Originally I was worried about primes but one of the other posters alerted me that everyone can be working on different numbers.  I didn't realize this is how bitcoin works currently.  Everyone's number is determined by the hash of their public key along with other block details.  So if one person gets dealt a prime (or two or three or 100 people) then the others will be the ones to win that block.

If one miner gets stuck with a prime, then they're not "out" until the next block is solved - they can and will periodically generate a new number by changing some of the block details, and then hope this new number they're factorizing isn't prime.

On a side note it is possible that miners will be biased toward even numbers, since it is more likely that an even number will be composite than an odd number (marginally, but at this scale it could make a difference). As miners can change certain parts of the block details to whatever they want, they can keep trying until they get an even number, and then work on that one.

Good catch.  That is a glaring vulnerability since we want to ultimately test whether numbers are prime or not.  My intention is that people can datamine the blockchain to know what numbers to rule out in the search for new prime numbers.  If everyone is mining even numbers than this wouldn't work.  honestly I think we would have to eliminate numbers that have any factors up to say 1000.  This way people can't just divide their number by everything from 1-100 to make sure it isn't prime.  The point is to rule out prime candidates by proving they are composite.

(Written request 1)
In the thread, what determines each miner's number?
The entries have no connection to the thread.

(Data records)
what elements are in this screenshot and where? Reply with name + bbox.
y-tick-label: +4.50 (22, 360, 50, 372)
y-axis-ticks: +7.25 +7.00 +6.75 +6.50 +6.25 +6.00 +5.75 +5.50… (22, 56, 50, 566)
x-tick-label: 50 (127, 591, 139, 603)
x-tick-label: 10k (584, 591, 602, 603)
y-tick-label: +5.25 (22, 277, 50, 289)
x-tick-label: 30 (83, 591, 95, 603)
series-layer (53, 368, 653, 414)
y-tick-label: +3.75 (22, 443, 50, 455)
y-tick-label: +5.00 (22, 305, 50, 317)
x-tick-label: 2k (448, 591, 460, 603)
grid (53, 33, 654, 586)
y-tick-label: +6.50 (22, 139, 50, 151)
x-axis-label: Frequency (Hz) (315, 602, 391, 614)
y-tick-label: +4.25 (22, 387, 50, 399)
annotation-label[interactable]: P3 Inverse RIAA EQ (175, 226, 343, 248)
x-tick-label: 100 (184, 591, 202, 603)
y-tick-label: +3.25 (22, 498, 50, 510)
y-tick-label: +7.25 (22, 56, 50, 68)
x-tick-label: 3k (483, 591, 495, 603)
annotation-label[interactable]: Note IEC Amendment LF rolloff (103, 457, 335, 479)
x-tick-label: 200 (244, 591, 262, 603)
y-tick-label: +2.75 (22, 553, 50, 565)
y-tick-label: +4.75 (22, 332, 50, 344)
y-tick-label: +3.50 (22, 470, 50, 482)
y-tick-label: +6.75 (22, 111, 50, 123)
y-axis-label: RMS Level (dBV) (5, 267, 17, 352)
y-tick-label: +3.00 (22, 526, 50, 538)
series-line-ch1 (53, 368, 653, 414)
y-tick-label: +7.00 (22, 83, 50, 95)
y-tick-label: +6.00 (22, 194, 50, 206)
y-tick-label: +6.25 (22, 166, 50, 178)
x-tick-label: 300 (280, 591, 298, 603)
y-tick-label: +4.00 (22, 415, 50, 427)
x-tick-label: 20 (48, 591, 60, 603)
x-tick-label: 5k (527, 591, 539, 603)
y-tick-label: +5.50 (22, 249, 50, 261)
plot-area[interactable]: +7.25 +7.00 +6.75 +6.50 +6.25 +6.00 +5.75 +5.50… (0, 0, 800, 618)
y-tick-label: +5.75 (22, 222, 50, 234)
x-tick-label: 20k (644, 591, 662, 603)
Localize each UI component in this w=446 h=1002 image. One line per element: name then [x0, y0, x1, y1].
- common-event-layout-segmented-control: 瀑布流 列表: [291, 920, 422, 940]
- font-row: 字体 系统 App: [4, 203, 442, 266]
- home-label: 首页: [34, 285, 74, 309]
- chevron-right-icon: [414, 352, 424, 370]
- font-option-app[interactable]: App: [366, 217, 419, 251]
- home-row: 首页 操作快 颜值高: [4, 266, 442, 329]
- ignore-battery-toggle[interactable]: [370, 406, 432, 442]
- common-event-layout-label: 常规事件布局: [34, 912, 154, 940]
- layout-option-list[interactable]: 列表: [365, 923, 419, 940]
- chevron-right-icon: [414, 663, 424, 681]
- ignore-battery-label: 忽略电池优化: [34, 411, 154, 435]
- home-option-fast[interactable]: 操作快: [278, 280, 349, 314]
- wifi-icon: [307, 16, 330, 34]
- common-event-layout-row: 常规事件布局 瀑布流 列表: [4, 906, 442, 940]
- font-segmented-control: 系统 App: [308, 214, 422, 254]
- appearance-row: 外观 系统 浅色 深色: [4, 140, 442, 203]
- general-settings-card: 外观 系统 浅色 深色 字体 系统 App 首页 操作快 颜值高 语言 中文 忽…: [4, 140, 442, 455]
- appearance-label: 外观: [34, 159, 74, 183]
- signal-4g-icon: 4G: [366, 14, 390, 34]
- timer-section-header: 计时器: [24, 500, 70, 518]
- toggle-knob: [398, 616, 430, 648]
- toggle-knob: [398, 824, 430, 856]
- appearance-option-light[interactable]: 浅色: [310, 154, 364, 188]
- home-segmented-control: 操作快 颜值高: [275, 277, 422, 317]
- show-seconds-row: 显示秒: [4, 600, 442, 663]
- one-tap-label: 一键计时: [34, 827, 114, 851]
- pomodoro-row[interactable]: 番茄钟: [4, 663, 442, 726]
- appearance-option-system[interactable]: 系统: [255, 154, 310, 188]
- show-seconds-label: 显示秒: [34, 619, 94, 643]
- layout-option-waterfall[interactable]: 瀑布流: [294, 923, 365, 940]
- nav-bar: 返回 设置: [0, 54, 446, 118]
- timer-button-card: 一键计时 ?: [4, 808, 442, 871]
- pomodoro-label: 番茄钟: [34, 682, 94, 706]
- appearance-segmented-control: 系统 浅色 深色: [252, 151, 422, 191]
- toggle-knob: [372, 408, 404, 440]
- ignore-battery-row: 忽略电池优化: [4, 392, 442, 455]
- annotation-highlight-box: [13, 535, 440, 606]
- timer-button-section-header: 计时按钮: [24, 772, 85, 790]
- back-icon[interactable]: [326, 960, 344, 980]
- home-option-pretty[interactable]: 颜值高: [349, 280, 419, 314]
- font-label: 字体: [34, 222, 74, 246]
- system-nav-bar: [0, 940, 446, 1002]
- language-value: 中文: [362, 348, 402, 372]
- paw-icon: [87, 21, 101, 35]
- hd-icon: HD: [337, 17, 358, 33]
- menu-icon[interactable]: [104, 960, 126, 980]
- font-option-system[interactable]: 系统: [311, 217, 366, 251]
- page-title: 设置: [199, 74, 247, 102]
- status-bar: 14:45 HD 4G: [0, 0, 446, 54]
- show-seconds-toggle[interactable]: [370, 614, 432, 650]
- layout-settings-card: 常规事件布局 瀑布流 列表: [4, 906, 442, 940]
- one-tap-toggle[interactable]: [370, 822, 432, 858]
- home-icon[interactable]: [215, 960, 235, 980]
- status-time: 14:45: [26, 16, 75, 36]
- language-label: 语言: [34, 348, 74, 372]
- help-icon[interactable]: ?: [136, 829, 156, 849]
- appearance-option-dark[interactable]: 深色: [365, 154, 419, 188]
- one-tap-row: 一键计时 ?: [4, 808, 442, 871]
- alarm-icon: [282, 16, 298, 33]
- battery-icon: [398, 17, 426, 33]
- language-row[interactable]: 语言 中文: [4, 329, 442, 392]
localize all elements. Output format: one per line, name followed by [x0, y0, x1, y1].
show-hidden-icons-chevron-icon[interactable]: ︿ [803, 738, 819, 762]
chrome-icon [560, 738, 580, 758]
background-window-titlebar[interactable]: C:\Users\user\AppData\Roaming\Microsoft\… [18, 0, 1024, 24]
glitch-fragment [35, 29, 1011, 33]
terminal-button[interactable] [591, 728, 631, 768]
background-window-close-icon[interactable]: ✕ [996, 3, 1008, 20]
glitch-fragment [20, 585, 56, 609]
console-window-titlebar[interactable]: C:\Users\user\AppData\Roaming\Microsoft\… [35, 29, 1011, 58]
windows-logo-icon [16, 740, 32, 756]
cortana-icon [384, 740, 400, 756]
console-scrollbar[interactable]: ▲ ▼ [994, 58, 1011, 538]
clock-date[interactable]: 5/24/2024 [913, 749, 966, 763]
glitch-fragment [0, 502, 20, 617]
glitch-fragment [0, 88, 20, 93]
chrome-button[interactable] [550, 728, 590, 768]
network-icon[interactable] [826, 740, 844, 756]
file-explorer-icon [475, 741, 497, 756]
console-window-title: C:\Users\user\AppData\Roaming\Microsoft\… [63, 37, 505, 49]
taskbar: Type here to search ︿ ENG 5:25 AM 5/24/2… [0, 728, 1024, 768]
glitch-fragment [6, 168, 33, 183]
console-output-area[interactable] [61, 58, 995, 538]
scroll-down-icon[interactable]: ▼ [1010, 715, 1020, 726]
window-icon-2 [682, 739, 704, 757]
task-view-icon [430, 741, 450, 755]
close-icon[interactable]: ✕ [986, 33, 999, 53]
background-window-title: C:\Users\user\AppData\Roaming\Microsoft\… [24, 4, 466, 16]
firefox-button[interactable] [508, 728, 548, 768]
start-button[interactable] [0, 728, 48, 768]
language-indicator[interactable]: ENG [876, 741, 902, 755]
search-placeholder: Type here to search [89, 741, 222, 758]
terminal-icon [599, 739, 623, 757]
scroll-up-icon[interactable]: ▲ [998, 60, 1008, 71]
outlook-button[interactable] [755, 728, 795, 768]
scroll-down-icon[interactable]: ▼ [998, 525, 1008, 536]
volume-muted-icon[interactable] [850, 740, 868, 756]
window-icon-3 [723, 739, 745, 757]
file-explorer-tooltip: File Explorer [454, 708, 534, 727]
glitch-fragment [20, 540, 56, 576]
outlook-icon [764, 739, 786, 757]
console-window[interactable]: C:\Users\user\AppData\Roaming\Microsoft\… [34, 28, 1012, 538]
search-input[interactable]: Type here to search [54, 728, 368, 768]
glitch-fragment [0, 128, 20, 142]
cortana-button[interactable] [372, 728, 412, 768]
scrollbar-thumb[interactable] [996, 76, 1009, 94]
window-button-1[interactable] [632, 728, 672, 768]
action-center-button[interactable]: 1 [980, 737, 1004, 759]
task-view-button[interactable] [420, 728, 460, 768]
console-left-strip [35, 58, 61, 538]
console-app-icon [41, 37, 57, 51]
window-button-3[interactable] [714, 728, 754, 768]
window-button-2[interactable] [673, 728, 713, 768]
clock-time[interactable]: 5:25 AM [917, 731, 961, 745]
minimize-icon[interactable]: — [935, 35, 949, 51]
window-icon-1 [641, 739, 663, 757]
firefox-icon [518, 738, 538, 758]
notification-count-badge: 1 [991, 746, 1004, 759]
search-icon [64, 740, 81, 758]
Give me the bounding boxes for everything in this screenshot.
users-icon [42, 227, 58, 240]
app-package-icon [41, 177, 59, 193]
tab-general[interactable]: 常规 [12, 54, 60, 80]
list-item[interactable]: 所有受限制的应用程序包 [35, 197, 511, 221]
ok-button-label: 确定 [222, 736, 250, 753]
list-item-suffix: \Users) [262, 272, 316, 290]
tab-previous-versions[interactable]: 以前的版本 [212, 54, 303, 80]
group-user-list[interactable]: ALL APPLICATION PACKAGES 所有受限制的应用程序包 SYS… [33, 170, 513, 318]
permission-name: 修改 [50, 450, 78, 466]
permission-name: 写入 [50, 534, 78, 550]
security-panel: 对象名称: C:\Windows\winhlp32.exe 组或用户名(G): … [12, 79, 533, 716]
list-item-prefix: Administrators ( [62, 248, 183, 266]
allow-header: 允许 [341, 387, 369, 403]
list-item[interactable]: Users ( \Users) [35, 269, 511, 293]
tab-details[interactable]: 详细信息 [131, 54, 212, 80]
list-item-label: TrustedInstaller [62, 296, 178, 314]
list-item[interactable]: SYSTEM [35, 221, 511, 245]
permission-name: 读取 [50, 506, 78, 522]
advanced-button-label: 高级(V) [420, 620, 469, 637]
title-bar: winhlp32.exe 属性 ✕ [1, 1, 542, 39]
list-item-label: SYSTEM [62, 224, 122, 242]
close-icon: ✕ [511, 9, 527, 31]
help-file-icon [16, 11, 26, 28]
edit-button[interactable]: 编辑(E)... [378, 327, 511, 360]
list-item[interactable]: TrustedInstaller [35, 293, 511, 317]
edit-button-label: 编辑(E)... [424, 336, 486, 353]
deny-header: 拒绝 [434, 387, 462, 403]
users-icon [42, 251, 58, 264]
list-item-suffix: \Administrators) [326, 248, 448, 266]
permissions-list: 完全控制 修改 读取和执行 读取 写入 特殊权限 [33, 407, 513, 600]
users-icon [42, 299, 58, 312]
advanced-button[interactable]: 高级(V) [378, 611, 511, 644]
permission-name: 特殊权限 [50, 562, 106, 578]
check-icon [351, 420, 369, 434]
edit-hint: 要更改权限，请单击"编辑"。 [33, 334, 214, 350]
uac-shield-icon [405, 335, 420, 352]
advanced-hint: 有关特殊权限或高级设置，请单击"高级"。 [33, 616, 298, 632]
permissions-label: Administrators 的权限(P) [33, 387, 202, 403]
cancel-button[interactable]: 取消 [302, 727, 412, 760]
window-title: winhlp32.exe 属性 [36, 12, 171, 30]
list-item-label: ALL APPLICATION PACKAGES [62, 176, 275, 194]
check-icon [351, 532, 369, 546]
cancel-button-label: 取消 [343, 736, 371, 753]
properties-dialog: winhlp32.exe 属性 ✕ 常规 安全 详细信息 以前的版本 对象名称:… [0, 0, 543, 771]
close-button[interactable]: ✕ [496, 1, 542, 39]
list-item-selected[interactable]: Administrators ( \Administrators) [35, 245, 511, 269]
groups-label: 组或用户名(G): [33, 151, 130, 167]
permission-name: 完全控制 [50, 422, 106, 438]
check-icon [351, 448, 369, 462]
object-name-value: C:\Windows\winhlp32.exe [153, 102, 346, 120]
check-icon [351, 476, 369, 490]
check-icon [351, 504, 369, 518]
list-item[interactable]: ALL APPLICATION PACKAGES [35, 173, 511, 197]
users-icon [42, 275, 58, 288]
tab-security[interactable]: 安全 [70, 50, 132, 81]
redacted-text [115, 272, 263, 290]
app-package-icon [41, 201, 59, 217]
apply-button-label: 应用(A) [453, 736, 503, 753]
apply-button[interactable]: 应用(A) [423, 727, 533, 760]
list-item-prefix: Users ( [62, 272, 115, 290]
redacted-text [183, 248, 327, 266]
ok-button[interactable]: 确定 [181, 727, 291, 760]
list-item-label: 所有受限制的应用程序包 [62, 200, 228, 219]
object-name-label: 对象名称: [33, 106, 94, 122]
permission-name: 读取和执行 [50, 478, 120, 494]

(Written request 2)
Extract each line of the entries containing the string "fragment", matching case exactly.

(Task answer 1)
The hash of the miner's public key, together with other block details.

(Task answer 2)
glitch-fragment [35, 29, 1011, 33]
glitch-fragment [20, 585, 56, 609]
glitch-fragment [0, 502, 20, 617]
glitch-fragment [0, 88, 20, 93]
glitch-fragment [6, 168, 33, 183]
glitch-fragment [20, 540, 56, 576]
glitch-fragment [0, 128, 20, 142]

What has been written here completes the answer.